* What is needed *
List each line in which the string "Ollin" appears.

* Data section *
####################

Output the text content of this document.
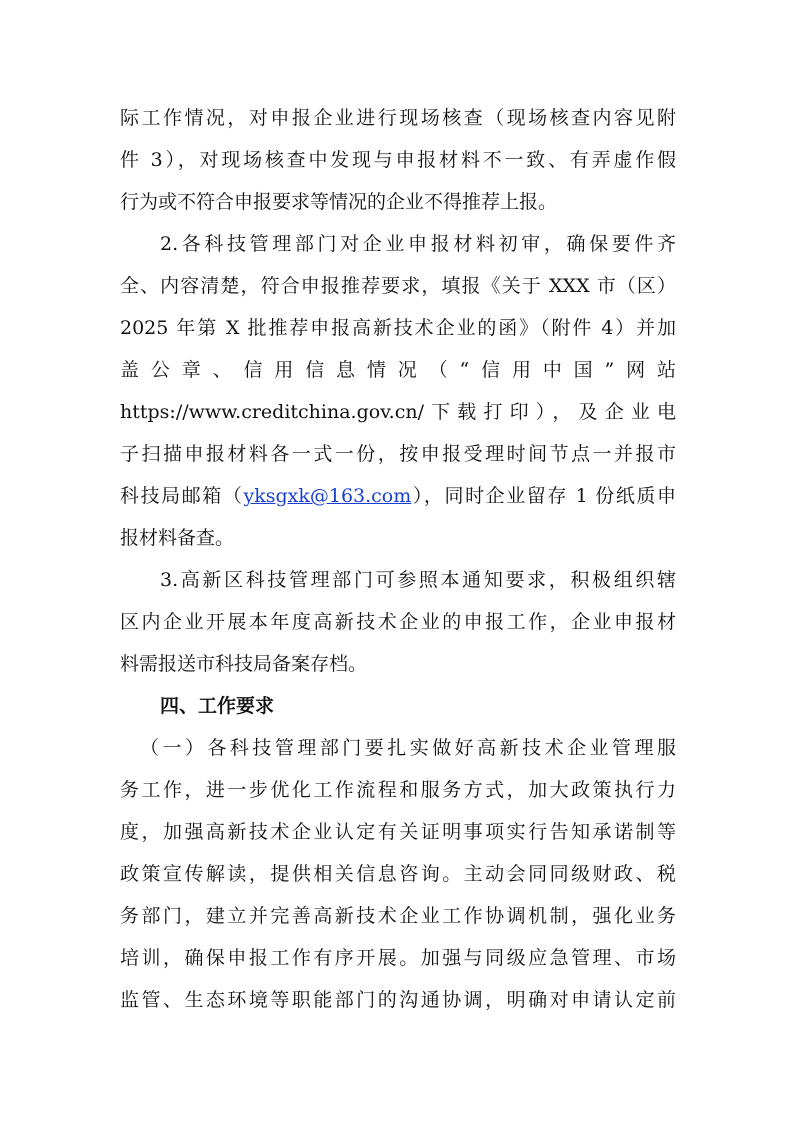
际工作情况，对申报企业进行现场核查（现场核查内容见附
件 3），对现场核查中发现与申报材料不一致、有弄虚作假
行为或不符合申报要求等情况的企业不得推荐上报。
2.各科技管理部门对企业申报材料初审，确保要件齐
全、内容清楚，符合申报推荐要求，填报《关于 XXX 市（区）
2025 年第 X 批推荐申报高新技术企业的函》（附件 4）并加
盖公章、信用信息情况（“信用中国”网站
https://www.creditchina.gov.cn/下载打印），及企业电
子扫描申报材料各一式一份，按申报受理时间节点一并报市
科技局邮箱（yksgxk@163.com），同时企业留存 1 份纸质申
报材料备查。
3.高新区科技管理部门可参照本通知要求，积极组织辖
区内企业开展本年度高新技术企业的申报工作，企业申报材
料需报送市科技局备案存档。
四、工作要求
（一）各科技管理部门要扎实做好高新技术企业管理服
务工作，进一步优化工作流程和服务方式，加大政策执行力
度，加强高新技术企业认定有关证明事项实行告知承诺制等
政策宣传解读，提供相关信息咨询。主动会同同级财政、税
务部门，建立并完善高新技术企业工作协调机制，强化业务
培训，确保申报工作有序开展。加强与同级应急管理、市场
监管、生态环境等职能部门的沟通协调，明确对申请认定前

####################

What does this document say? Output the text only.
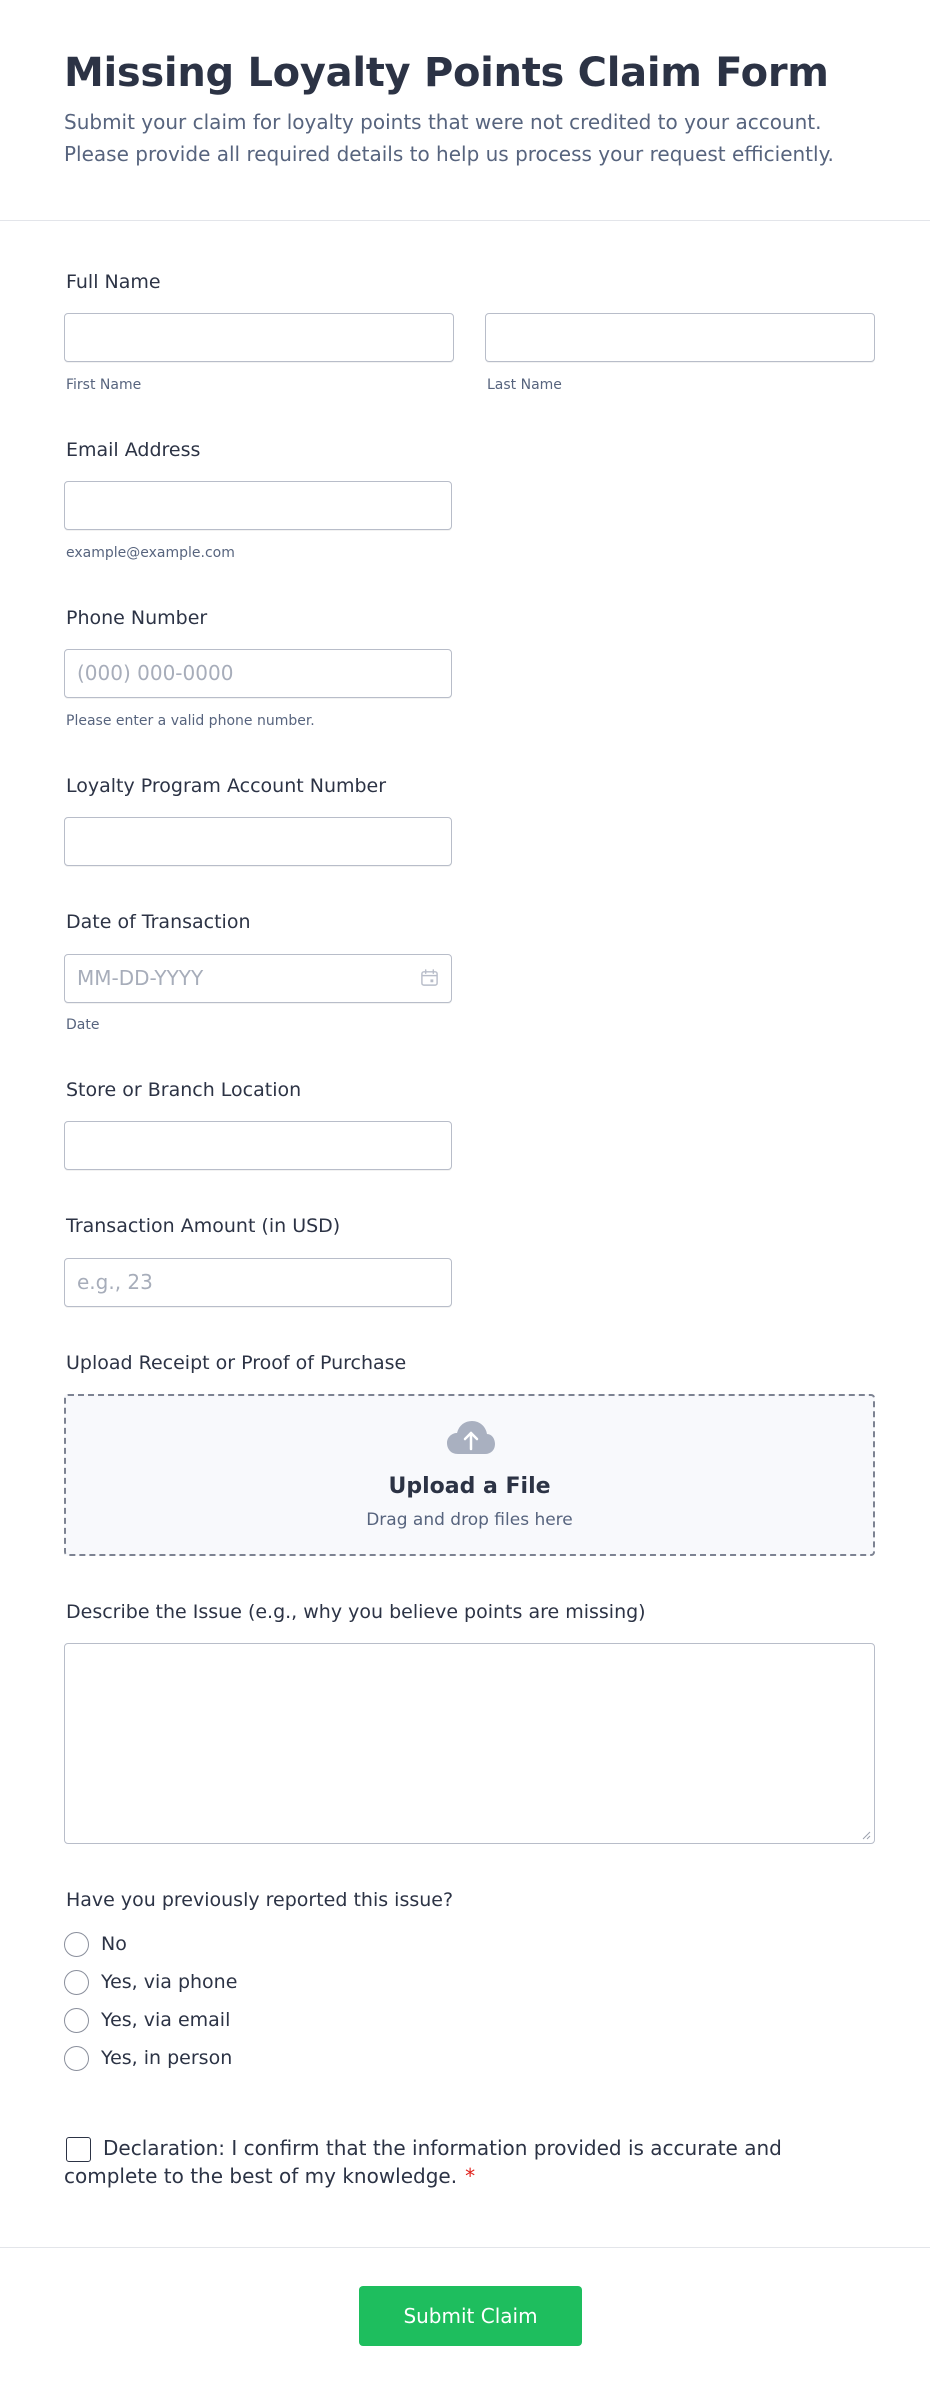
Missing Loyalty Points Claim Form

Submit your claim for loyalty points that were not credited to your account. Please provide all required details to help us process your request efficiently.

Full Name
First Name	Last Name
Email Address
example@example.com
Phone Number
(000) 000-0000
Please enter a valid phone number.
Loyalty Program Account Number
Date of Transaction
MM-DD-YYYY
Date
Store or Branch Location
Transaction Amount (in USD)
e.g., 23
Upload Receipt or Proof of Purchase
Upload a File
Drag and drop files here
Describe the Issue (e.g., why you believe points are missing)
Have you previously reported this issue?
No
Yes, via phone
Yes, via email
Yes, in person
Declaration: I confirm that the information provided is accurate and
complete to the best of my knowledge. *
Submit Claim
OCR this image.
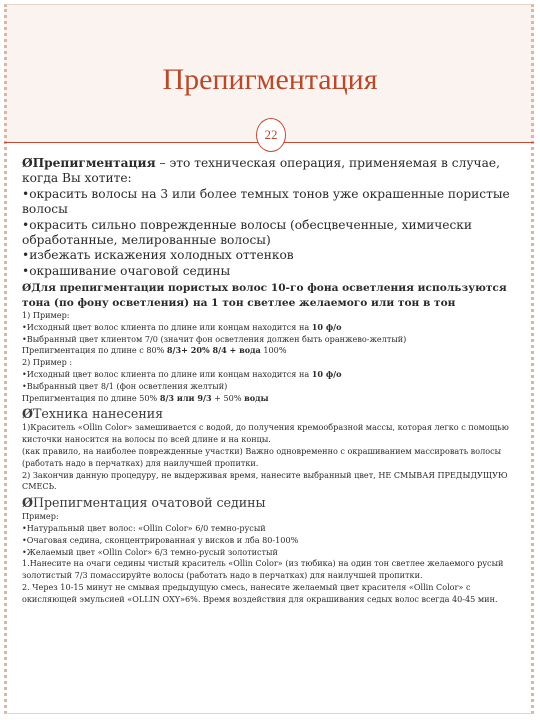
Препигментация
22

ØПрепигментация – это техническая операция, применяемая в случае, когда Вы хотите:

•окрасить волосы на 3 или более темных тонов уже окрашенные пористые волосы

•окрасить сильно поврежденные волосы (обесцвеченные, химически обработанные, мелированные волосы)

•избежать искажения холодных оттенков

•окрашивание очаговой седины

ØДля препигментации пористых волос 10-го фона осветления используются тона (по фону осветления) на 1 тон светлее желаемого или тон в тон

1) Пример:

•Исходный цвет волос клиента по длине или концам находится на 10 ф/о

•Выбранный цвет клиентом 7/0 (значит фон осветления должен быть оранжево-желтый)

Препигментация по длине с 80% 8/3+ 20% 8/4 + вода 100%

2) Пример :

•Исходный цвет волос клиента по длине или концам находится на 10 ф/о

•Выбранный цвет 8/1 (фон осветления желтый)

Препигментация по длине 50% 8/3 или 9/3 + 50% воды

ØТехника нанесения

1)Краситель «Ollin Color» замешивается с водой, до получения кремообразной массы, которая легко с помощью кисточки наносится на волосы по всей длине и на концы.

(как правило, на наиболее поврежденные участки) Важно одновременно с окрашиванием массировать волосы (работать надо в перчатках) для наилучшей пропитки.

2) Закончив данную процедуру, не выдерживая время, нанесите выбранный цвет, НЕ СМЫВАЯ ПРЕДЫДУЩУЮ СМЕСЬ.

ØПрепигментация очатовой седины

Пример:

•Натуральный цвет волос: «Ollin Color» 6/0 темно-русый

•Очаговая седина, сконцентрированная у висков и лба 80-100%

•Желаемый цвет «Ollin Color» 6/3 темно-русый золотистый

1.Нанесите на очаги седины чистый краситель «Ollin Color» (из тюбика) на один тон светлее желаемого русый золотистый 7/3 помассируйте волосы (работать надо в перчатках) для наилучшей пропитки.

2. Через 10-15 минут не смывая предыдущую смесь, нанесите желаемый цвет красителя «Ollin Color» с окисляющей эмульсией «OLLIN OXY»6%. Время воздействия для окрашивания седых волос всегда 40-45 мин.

####################

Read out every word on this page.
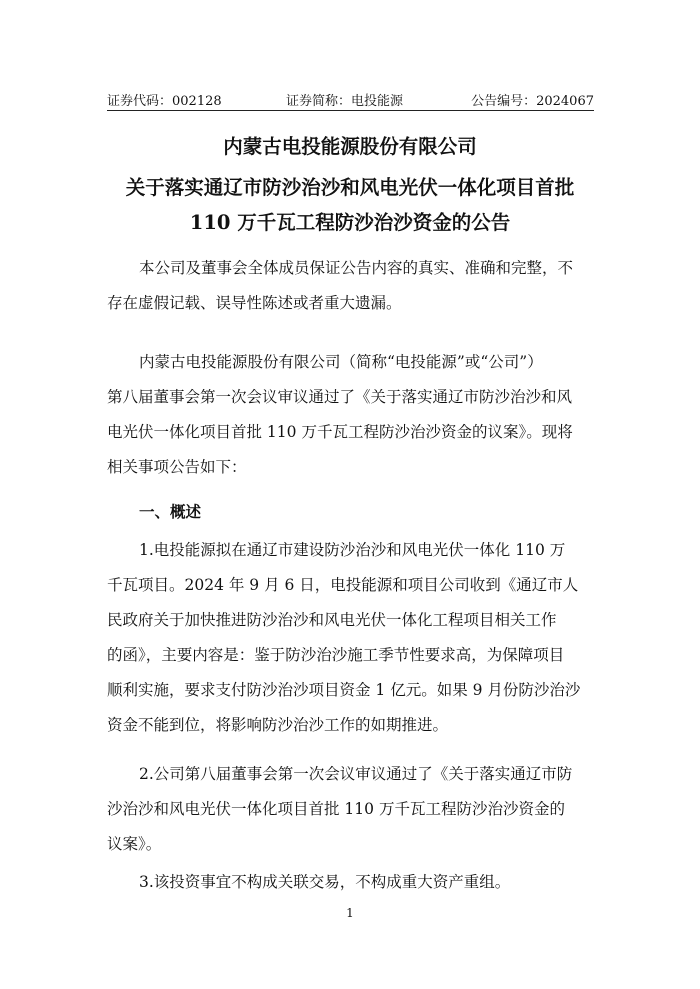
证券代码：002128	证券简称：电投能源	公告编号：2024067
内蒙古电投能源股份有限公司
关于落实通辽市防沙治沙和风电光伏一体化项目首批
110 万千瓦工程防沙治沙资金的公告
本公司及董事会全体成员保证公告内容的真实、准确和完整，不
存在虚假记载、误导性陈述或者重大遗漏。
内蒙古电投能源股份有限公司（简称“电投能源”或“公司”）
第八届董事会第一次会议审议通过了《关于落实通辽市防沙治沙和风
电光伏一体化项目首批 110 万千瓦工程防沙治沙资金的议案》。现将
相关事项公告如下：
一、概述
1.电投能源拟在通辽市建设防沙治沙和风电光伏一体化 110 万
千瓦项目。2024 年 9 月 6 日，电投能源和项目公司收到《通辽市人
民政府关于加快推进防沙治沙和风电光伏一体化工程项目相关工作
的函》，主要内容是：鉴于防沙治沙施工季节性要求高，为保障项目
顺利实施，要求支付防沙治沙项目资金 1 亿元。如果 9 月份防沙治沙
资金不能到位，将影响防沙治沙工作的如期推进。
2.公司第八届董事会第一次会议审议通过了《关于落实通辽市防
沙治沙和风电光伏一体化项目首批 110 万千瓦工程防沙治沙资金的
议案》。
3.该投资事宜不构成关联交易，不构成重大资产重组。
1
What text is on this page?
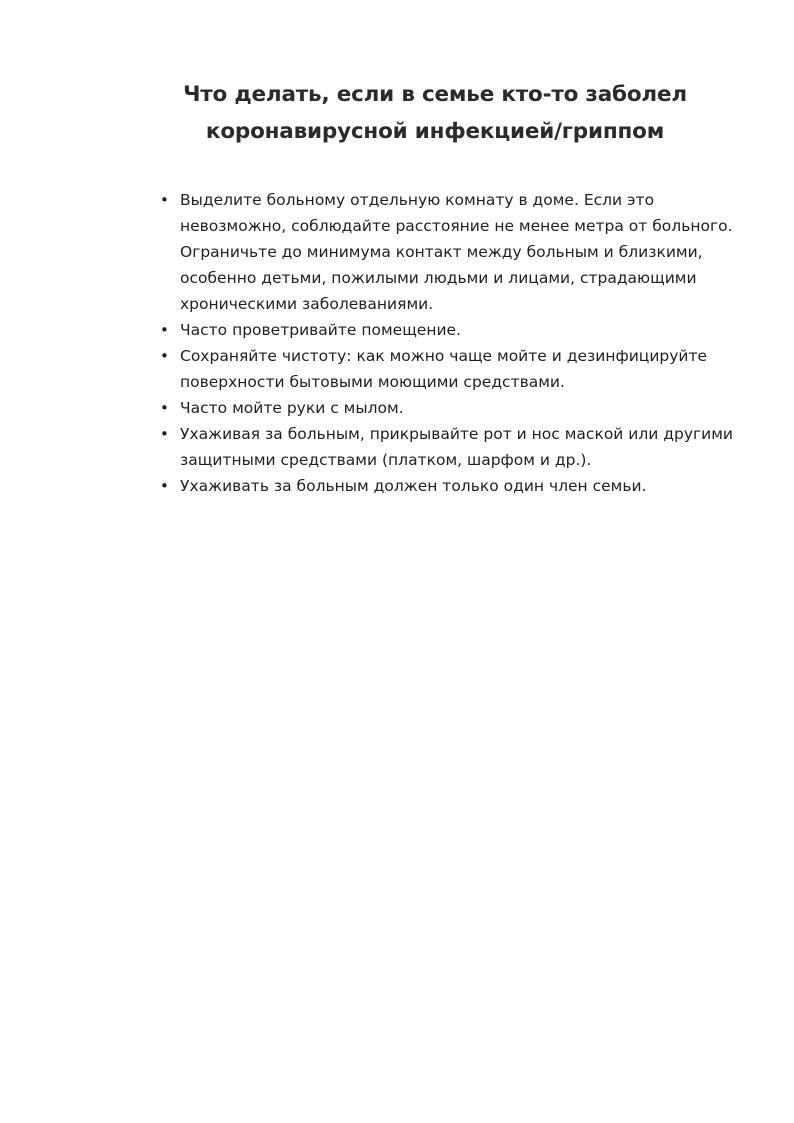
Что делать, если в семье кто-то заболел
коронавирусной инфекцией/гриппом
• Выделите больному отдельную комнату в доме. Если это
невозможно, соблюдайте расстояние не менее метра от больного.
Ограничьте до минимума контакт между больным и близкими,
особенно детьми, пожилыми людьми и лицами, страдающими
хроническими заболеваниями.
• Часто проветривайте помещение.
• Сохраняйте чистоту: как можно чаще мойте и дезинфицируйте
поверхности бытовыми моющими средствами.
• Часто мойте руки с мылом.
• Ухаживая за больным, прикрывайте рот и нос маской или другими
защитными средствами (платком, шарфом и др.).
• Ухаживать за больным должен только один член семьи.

####################

* Expected answer *
1)Краситель «Ollin Color» замешивается с водой, до получения кремообразной массы, которая легко с помощью кисточки наносится на волосы по всей длине и на концы.
•Натуральный цвет волос: «Ollin Color» 6/0 темно-русый
•Желаемый цвет «Ollin Color» 6/3 темно-русый золотистый
1.Нанесите на очаги седины чистый краситель «Ollin Color» (из тюбика) на один тон светлее желаемого русый золотистый 7/3 помассируйте волосы (работать надо в перчатках) для наилучшей пропитки.
2. Через 10-15 минут не смывая предыдущую смесь, нанесите желаемый цвет красителя «Ollin Color» с окисляющей эмульсией «OLLIN OXY»6%. Время воздействия для окрашивания седых волос всегда 40-45 мин.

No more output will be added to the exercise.